Items listed in a dataset:
+++

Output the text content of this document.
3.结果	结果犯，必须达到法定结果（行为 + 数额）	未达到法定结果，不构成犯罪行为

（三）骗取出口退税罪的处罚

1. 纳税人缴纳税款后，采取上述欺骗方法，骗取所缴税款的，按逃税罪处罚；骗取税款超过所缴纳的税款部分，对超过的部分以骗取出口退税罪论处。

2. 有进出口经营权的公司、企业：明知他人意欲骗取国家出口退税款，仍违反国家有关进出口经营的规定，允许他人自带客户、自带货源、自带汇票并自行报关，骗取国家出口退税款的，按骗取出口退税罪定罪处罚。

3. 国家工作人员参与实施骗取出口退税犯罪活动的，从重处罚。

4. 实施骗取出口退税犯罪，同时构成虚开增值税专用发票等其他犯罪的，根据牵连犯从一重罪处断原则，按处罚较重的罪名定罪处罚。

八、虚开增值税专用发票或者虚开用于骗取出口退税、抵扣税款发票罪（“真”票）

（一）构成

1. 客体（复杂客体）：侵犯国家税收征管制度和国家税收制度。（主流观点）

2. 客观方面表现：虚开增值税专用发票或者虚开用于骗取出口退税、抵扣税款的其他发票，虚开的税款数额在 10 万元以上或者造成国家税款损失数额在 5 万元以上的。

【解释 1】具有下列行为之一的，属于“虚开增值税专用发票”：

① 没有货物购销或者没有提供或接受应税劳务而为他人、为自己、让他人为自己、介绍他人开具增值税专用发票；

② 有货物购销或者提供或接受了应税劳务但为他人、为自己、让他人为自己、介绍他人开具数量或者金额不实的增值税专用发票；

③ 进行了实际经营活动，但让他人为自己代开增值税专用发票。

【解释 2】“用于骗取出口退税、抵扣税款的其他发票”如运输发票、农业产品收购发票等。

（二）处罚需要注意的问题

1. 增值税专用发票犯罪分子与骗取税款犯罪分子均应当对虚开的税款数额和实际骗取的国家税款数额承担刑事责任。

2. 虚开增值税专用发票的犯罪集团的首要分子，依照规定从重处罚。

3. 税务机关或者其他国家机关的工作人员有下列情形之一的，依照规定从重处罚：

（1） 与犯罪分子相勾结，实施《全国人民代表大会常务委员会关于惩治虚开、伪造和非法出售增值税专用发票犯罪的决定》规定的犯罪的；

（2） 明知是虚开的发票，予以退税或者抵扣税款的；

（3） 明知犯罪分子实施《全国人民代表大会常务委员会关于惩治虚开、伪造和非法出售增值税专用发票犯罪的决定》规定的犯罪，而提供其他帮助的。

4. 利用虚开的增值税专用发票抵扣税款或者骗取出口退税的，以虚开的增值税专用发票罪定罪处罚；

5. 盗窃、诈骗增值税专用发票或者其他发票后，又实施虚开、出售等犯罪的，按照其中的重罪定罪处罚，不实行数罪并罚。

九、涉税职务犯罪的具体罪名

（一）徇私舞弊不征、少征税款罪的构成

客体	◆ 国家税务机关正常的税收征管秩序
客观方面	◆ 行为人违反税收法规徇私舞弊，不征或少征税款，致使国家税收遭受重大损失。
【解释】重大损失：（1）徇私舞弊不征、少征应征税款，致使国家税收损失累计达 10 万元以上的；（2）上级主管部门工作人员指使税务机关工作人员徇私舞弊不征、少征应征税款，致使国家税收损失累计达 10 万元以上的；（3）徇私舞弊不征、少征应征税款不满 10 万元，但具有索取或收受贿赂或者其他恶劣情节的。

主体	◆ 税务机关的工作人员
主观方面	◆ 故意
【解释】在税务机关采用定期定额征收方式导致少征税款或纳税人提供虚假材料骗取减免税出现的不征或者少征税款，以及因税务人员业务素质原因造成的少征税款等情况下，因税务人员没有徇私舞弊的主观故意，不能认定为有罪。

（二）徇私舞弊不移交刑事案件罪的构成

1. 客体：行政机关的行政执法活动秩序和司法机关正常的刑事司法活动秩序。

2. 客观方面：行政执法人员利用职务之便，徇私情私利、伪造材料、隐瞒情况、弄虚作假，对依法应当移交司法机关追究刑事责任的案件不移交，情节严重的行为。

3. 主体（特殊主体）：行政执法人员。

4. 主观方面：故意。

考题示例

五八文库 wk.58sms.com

+++

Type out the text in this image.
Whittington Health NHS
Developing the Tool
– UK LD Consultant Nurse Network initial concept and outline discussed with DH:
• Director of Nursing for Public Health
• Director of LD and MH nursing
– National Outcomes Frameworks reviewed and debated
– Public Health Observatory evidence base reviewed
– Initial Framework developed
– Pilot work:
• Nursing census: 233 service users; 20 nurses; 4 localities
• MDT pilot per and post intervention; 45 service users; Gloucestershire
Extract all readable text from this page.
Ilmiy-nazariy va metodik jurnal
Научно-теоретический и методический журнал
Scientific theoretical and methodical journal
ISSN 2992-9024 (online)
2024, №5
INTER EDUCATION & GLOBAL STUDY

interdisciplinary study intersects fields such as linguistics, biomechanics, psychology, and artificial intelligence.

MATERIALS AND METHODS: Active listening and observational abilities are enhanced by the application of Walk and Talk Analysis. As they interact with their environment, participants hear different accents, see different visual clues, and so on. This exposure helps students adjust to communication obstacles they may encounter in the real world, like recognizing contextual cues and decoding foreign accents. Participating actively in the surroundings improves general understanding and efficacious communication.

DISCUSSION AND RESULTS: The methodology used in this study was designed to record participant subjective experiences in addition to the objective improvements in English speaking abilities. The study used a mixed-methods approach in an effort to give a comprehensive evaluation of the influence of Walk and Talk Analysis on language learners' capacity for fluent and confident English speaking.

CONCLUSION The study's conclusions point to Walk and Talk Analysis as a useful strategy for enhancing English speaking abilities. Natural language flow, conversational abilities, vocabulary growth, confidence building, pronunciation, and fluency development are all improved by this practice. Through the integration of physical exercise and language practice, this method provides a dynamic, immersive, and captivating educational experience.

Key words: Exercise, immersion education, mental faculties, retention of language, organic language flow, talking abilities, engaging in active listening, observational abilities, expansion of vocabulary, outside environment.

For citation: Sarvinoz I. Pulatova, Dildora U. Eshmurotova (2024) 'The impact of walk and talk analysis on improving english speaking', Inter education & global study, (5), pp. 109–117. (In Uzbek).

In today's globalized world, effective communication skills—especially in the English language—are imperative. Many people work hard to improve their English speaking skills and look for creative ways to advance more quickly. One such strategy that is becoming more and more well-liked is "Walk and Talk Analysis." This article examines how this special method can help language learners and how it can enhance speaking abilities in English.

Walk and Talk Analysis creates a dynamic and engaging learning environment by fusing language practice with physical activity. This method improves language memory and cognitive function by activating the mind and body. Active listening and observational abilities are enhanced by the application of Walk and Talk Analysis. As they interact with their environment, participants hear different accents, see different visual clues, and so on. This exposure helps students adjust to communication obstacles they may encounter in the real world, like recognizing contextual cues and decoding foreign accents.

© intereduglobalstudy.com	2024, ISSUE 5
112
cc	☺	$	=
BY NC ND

+++

PROBLEM
Only lines with the word "exposure" should be collected from the material.

TASK OUTPUT
MATERIALS AND METHODS: Active listening and observational abilities are enhanced by the application of Walk and Talk Analysis. As they interact with their environment, participants hear different accents, see different visual clues, and so on. This exposure helps students adjust to communication obstacles they may encounter in the real world, like recognizing contextual cues and decoding foreign accents. Participating actively in the surroundings improves general understanding and efficacious communication.
Walk and Talk Analysis creates a dynamic and engaging learning environment by fusing language practice with physical activity. This method improves language memory and cognitive function by activating the mind and body. Active listening and observational abilities are enhanced by the application of Walk and Talk Analysis. As they interact with their environment, participants hear different accents, see different visual clues, and so on. This exposure helps students adjust to communication obstacles they may encounter in the real world, like recognizing contextual cues and decoding foreign accents.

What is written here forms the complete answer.